Problem requirements ::
Without the pictures, set down every line of the data exactly.

Supplied records ::
** begin **

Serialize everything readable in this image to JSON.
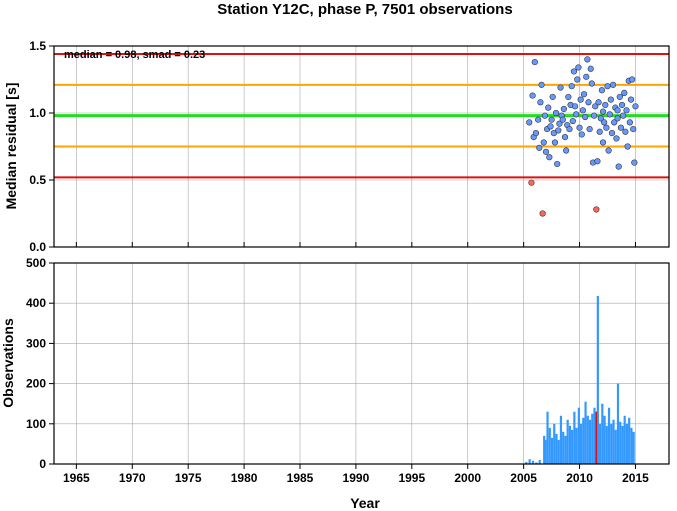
{
  "chart_data": [
    {
      "type": "scatter",
      "title": "Station Y12C, phase P, 7501 observations",
      "ylabel": "Median residual [s]",
      "annotation": "median = 0.98, smad = 0.23",
      "xlim": [
        1963,
        2018
      ],
      "ylim": [
        0.0,
        1.5
      ],
      "yticks": [
        "0.0",
        "0.5",
        "1.0",
        "1.5"
      ],
      "grid": true,
      "reference_lines": [
        {
          "name": "median",
          "value": 0.98,
          "color": "#22dd22"
        },
        {
          "name": "median - 1 smad",
          "value": 0.75,
          "color": "#ffa500"
        },
        {
          "name": "median + 1 smad",
          "value": 1.21,
          "color": "#ffa500"
        },
        {
          "name": "median - 2 smad",
          "value": 0.52,
          "color": "#dd1111"
        },
        {
          "name": "median + 2 smad",
          "value": 1.44,
          "color": "#dd1111"
        }
      ],
      "point_color_inlier": "#6699ff",
      "point_color_outlier": "#ff6655",
      "points": [
        [
          2005.5,
          0.93
        ],
        [
          2005.7,
          0.48
        ],
        [
          2005.8,
          1.13
        ],
        [
          2005.9,
          0.82
        ],
        [
          2006.0,
          1.38
        ],
        [
          2006.1,
          0.85
        ],
        [
          2006.3,
          0.95
        ],
        [
          2006.4,
          0.74
        ],
        [
          2006.5,
          1.08
        ],
        [
          2006.6,
          1.21
        ],
        [
          2006.7,
          0.25
        ],
        [
          2006.8,
          0.78
        ],
        [
          2006.9,
          0.98
        ],
        [
          2007.0,
          0.71
        ],
        [
          2007.1,
          0.88
        ],
        [
          2007.2,
          1.04
        ],
        [
          2007.3,
          0.67
        ],
        [
          2007.4,
          0.9
        ],
        [
          2007.5,
          0.95
        ],
        [
          2007.6,
          1.12
        ],
        [
          2007.7,
          0.85
        ],
        [
          2007.8,
          0.78
        ],
        [
          2007.9,
          1.0
        ],
        [
          2008.0,
          0.62
        ],
        [
          2008.1,
          0.87
        ],
        [
          2008.2,
          0.92
        ],
        [
          2008.3,
          1.19
        ],
        [
          2008.4,
          0.98
        ],
        [
          2008.5,
          0.95
        ],
        [
          2008.6,
          1.03
        ],
        [
          2008.7,
          0.82
        ],
        [
          2008.8,
          0.72
        ],
        [
          2008.9,
          0.91
        ],
        [
          2009.0,
          1.12
        ],
        [
          2009.1,
          0.88
        ],
        [
          2009.2,
          1.06
        ],
        [
          2009.3,
          1.2
        ],
        [
          2009.4,
          0.94
        ],
        [
          2009.5,
          1.31
        ],
        [
          2009.6,
          1.05
        ],
        [
          2009.7,
          0.99
        ],
        [
          2009.8,
          1.25
        ],
        [
          2009.9,
          1.34
        ],
        [
          2010.0,
          0.89
        ],
        [
          2010.1,
          1.1
        ],
        [
          2010.2,
          0.84
        ],
        [
          2010.3,
          1.02
        ],
        [
          2010.4,
          1.14
        ],
        [
          2010.5,
          0.97
        ],
        [
          2010.6,
          1.27
        ],
        [
          2010.7,
          1.4
        ],
        [
          2010.8,
          1.08
        ],
        [
          2010.9,
          0.88
        ],
        [
          2011.0,
          1.33
        ],
        [
          2011.1,
          1.22
        ],
        [
          2011.2,
          0.63
        ],
        [
          2011.3,
          0.98
        ],
        [
          2011.4,
          1.05
        ],
        [
          2011.5,
          0.28
        ],
        [
          2011.6,
          0.64
        ],
        [
          2011.7,
          1.08
        ],
        [
          2011.8,
          0.86
        ],
        [
          2011.9,
          0.96
        ],
        [
          2012.0,
          1.17
        ],
        [
          2012.1,
          0.78
        ],
        [
          2012.2,
          0.93
        ],
        [
          2012.3,
          1.06
        ],
        [
          2012.4,
          0.89
        ],
        [
          2012.5,
          1.2
        ],
        [
          2012.6,
          0.72
        ],
        [
          2012.7,
          0.99
        ],
        [
          2012.8,
          1.1
        ],
        [
          2012.9,
          0.85
        ],
        [
          2013.0,
          1.21
        ],
        [
          2013.1,
          0.93
        ],
        [
          2013.2,
          1.04
        ],
        [
          2013.3,
          0.81
        ],
        [
          2013.4,
          0.96
        ],
        [
          2013.5,
          0.6
        ],
        [
          2013.6,
          1.12
        ],
        [
          2013.7,
          0.89
        ],
        [
          2013.8,
          1.06
        ],
        [
          2013.9,
          0.98
        ],
        [
          2014.0,
          1.15
        ],
        [
          2014.1,
          0.86
        ],
        [
          2014.2,
          1.02
        ],
        [
          2014.3,
          0.75
        ],
        [
          2014.4,
          1.24
        ],
        [
          2014.5,
          0.93
        ],
        [
          2014.6,
          1.1
        ],
        [
          2014.7,
          1.25
        ],
        [
          2014.8,
          0.88
        ],
        [
          2014.9,
          0.63
        ],
        [
          2015.0,
          1.05
        ],
        [
          2013.4,
          1.02
        ],
        [
          2012.1,
          1.01
        ]
      ]
    },
    {
      "type": "bar",
      "xlabel": "Year",
      "ylabel": "Observations",
      "xlim": [
        1963,
        2018
      ],
      "ylim": [
        0,
        500
      ],
      "yticks": [
        "0",
        "100",
        "200",
        "300",
        "400",
        "500"
      ],
      "xticks": [
        "1965",
        "1970",
        "1975",
        "1980",
        "1985",
        "1990",
        "1995",
        "2000",
        "2005",
        "2010",
        "2015"
      ],
      "grid": true,
      "bar_color": "#3399ff",
      "highlight_color": "#dd1111",
      "bars": [
        [
          2005.3,
          5
        ],
        [
          2005.6,
          12
        ],
        [
          2005.9,
          8
        ],
        [
          2006.2,
          4
        ],
        [
          2006.5,
          10
        ],
        [
          2006.9,
          70
        ],
        [
          2007.0,
          60
        ],
        [
          2007.2,
          130
        ],
        [
          2007.4,
          90
        ],
        [
          2007.6,
          65
        ],
        [
          2007.8,
          100
        ],
        [
          2008.0,
          75
        ],
        [
          2008.2,
          60
        ],
        [
          2008.4,
          120
        ],
        [
          2008.6,
          80
        ],
        [
          2008.8,
          70
        ],
        [
          2009.0,
          110
        ],
        [
          2009.2,
          95
        ],
        [
          2009.4,
          85
        ],
        [
          2009.6,
          130
        ],
        [
          2009.8,
          90
        ],
        [
          2010.0,
          140
        ],
        [
          2010.2,
          100
        ],
        [
          2010.4,
          115
        ],
        [
          2010.6,
          155
        ],
        [
          2010.8,
          120
        ],
        [
          2011.0,
          110
        ],
        [
          2011.2,
          125
        ],
        [
          2011.4,
          140
        ],
        [
          2011.6,
          130
        ],
        [
          2011.7,
          418
        ],
        [
          2011.9,
          100
        ],
        [
          2012.1,
          150
        ],
        [
          2012.3,
          120
        ],
        [
          2012.5,
          95
        ],
        [
          2012.7,
          140
        ],
        [
          2012.9,
          100
        ],
        [
          2013.1,
          110
        ],
        [
          2013.3,
          85
        ],
        [
          2013.5,
          200
        ],
        [
          2013.7,
          105
        ],
        [
          2013.9,
          95
        ],
        [
          2014.1,
          120
        ],
        [
          2014.3,
          100
        ],
        [
          2014.5,
          115
        ],
        [
          2014.7,
          90
        ],
        [
          2014.9,
          80
        ]
      ],
      "highlight": [
        [
          2011.5,
          130
        ]
      ]
    }
  ]
}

** end **

Problem solution ::
Serialize everything readable in this image to JSON.
{
  "chart_data": [
    {
      "type": "scatter",
      "title": "Station Y12C, phase P, 7501 observations",
      "ylabel": "Median residual [s]",
      "annotation": "median = 0.98, smad = 0.23",
      "xlim": [
        1963,
        2018
      ],
      "ylim": [
        0.0,
        1.5
      ],
      "yticks": [
        "0.0",
        "0.5",
        "1.0",
        "1.5"
      ],
      "grid": true,
      "reference_lines": [
        {
          "name": "median",
          "value": 0.98,
          "color": "#22dd22"
        },
        {
          "name": "median - 1 smad",
          "value": 0.75,
          "color": "#ffa500"
        },
        {
          "name": "median + 1 smad",
          "value": 1.21,
          "color": "#ffa500"
        },
        {
          "name": "median - 2 smad",
          "value": 0.52,
          "color": "#dd1111"
        },
        {
          "name": "median + 2 smad",
          "value": 1.44,
          "color": "#dd1111"
        }
      ],
      "point_color_inlier": "#6699ff",
      "point_color_outlier": "#ff6655",
      "points": [
        [
          2005.5,
          0.93
        ],
        [
          2005.7,
          0.48
        ],
        [
          2005.8,
          1.13
        ],
        [
          2005.9,
          0.82
        ],
        [
          2006.0,
          1.38
        ],
        [
          2006.1,
          0.85
        ],
        [
          2006.3,
          0.95
        ],
        [
          2006.4,
          0.74
        ],
        [
          2006.5,
          1.08
        ],
        [
          2006.6,
          1.21
        ],
        [
          2006.7,
          0.25
        ],
        [
          2006.8,
          0.78
        ],
        [
          2006.9,
          0.98
        ],
        [
          2007.0,
          0.71
        ],
        [
          2007.1,
          0.88
        ],
        [
          2007.2,
          1.04
        ],
        [
          2007.3,
          0.67
        ],
        [
          2007.4,
          0.9
        ],
        [
          2007.5,
          0.95
        ],
        [
          2007.6,
          1.12
        ],
        [
          2007.7,
          0.85
        ],
        [
          2007.8,
          0.78
        ],
        [
          2007.9,
          1.0
        ],
        [
          2008.0,
          0.62
        ],
        [
          2008.1,
          0.87
        ],
        [
          2008.2,
          0.92
        ],
        [
          2008.3,
          1.19
        ],
        [
          2008.4,
          0.98
        ],
        [
          2008.5,
          0.95
        ],
        [
          2008.6,
          1.03
        ],
        [
          2008.7,
          0.82
        ],
        [
          2008.8,
          0.72
        ],
        [
          2008.9,
          0.91
        ],
        [
          2009.0,
          1.12
        ],
        [
          2009.1,
          0.88
        ],
        [
          2009.2,
          1.06
        ],
        [
          2009.3,
          1.2
        ],
        [
          2009.4,
          0.94
        ],
        [
          2009.5,
          1.31
        ],
        [
          2009.6,
          1.05
        ],
        [
          2009.7,
          0.99
        ],
        [
          2009.8,
          1.25
        ],
        [
          2009.9,
          1.34
        ],
        [
          2010.0,
          0.89
        ],
        [
          2010.1,
          1.1
        ],
        [
          2010.2,
          0.84
        ],
        [
          2010.3,
          1.02
        ],
        [
          2010.4,
          1.14
        ],
        [
          2010.5,
          0.97
        ],
        [
          2010.6,
          1.27
        ],
        [
          2010.7,
          1.4
        ],
        [
          2010.8,
          1.08
        ],
        [
          2010.9,
          0.88
        ],
        [
          2011.0,
          1.33
        ],
        [
          2011.1,
          1.22
        ],
        [
          2011.2,
          0.63
        ],
        [
          2011.3,
          0.98
        ],
        [
          2011.4,
          1.05
        ],
        [
          2011.5,
          0.28
        ],
        [
          2011.6,
          0.64
        ],
        [
          2011.7,
          1.08
        ],
        [
          2011.8,
          0.86
        ],
        [
          2011.9,
          0.96
        ],
        [
          2012.0,
          1.17
        ],
        [
          2012.1,
          0.78
        ],
        [
          2012.2,
          0.93
        ],
        [
          2012.3,
          1.06
        ],
        [
          2012.4,
          0.89
        ],
        [
          2012.5,
          1.2
        ],
        [
          2012.6,
          0.72
        ],
        [
          2012.7,
          0.99
        ],
        [
          2012.8,
          1.1
        ],
        [
          2012.9,
          0.85
        ],
        [
          2013.0,
          1.21
        ],
        [
          2013.1,
          0.93
        ],
        [
          2013.2,
          1.04
        ],
        [
          2013.3,
          0.81
        ],
        [
          2013.4,
          0.96
        ],
        [
          2013.5,
          0.6
        ],
        [
          2013.6,
          1.12
        ],
        [
          2013.7,
          0.89
        ],
        [
          2013.8,
          1.06
        ],
        [
          2013.9,
          0.98
        ],
        [
          2014.0,
          1.15
        ],
        [
          2014.1,
          0.86
        ],
        [
          2014.2,
          1.02
        ],
        [
          2014.3,
          0.75
        ],
        [
          2014.4,
          1.24
        ],
        [
          2014.5,
          0.93
        ],
        [
          2014.6,
          1.1
        ],
        [
          2014.7,
          1.25
        ],
        [
          2014.8,
          0.88
        ],
        [
          2014.9,
          0.63
        ],
        [
          2015.0,
          1.05
        ],
        [
          2013.4,
          1.02
        ],
        [
          2012.1,
          1.01
        ]
      ]
    },
    {
      "type": "bar",
      "xlabel": "Year",
      "ylabel": "Observations",
      "xlim": [
        1963,
        2018
      ],
      "ylim": [
        0,
        500
      ],
      "yticks": [
        "0",
        "100",
        "200",
        "300",
        "400",
        "500"
      ],
      "xticks": [
        "1965",
        "1970",
        "1975",
        "1980",
        "1985",
        "1990",
        "1995",
        "2000",
        "2005",
        "2010",
        "2015"
      ],
      "grid": true,
      "bar_color": "#3399ff",
      "highlight_color": "#dd1111",
      "bars": [
        [
          2005.3,
          5
        ],
        [
          2005.6,
          12
        ],
        [
          2005.9,
          8
        ],
        [
          2006.2,
          4
        ],
        [
          2006.5,
          10
        ],
        [
          2006.9,
          70
        ],
        [
          2007.0,
          60
        ],
        [
          2007.2,
          130
        ],
        [
          2007.4,
          90
        ],
        [
          2007.6,
          65
        ],
        [
          2007.8,
          100
        ],
        [
          2008.0,
          75
        ],
        [
          2008.2,
          60
        ],
        [
          2008.4,
          120
        ],
        [
          2008.6,
          80
        ],
        [
          2008.8,
          70
        ],
        [
          2009.0,
          110
        ],
        [
          2009.2,
          95
        ],
        [
          2009.4,
          85
        ],
        [
          2009.6,
          130
        ],
        [
          2009.8,
          90
        ],
        [
          2010.0,
          140
        ],
        [
          2010.2,
          100
        ],
        [
          2010.4,
          115
        ],
        [
          2010.6,
          155
        ],
        [
          2010.8,
          120
        ],
        [
          2011.0,
          110
        ],
        [
          2011.2,
          125
        ],
        [
          2011.4,
          140
        ],
        [
          2011.6,
          130
        ],
        [
          2011.7,
          418
        ],
        [
          2011.9,
          100
        ],
        [
          2012.1,
          150
        ],
        [
          2012.3,
          120
        ],
        [
          2012.5,
          95
        ],
        [
          2012.7,
          140
        ],
        [
          2012.9,
          100
        ],
        [
          2013.1,
          110
        ],
        [
          2013.3,
          85
        ],
        [
          2013.5,
          200
        ],
        [
          2013.7,
          105
        ],
        [
          2013.9,
          95
        ],
        [
          2014.1,
          120
        ],
        [
          2014.3,
          100
        ],
        [
          2014.5,
          115
        ],
        [
          2014.7,
          90
        ],
        [
          2014.9,
          80
        ]
      ],
      "highlight": [
        [
          2011.5,
          130
        ]
      ]
    }
  ]
}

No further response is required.